>> START

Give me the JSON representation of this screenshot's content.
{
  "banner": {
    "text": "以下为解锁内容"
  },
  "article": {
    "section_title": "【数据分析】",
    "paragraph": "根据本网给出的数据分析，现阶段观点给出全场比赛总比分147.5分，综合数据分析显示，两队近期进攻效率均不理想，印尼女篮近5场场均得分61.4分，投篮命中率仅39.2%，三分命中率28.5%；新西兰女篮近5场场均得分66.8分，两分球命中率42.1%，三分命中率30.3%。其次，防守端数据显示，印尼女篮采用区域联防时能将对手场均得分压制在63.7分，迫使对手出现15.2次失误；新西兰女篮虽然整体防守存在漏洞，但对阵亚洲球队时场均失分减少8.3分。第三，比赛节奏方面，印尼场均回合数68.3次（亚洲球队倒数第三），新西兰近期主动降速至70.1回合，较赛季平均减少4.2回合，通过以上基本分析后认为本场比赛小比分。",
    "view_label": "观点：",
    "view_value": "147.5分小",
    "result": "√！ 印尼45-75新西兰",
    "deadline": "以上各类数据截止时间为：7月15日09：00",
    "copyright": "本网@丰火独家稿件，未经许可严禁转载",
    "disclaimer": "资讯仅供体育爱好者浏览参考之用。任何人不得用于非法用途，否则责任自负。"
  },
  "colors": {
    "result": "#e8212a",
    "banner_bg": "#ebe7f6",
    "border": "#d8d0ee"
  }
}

>> END

## EXERCISE DETAILS:
Extract all the entries word for word.

## EXERCISE OUTPUT:
Give me the JSON representation of this screenshot's content.
{
  "banner": {
    "text": "以下为解锁内容"
  },
  "article": {
    "section_title": "【数据分析】",
    "paragraph": "根据本网给出的数据分析，现阶段观点给出全场比赛总比分147.5分，综合数据分析显示，两队近期进攻效率均不理想，印尼女篮近5场场均得分61.4分，投篮命中率仅39.2%，三分命中率28.5%；新西兰女篮近5场场均得分66.8分，两分球命中率42.1%，三分命中率30.3%。其次，防守端数据显示，印尼女篮采用区域联防时能将对手场均得分压制在63.7分，迫使对手出现15.2次失误；新西兰女篮虽然整体防守存在漏洞，但对阵亚洲球队时场均失分减少8.3分。第三，比赛节奏方面，印尼场均回合数68.3次（亚洲球队倒数第三），新西兰近期主动降速至70.1回合，较赛季平均减少4.2回合，通过以上基本分析后认为本场比赛小比分。",
    "view_label": "观点：",
    "view_value": "147.5分小",
    "result": "√！ 印尼45-75新西兰",
    "deadline": "以上各类数据截止时间为：7月15日09：00",
    "copyright": "本网@丰火独家稿件，未经许可严禁转载",
    "disclaimer": "资讯仅供体育爱好者浏览参考之用。任何人不得用于非法用途，否则责任自负。"
  },
  "colors": {
    "result": "#e8212a",
    "banner_bg": "#ebe7f6",
    "border": "#d8d0ee"
  }
}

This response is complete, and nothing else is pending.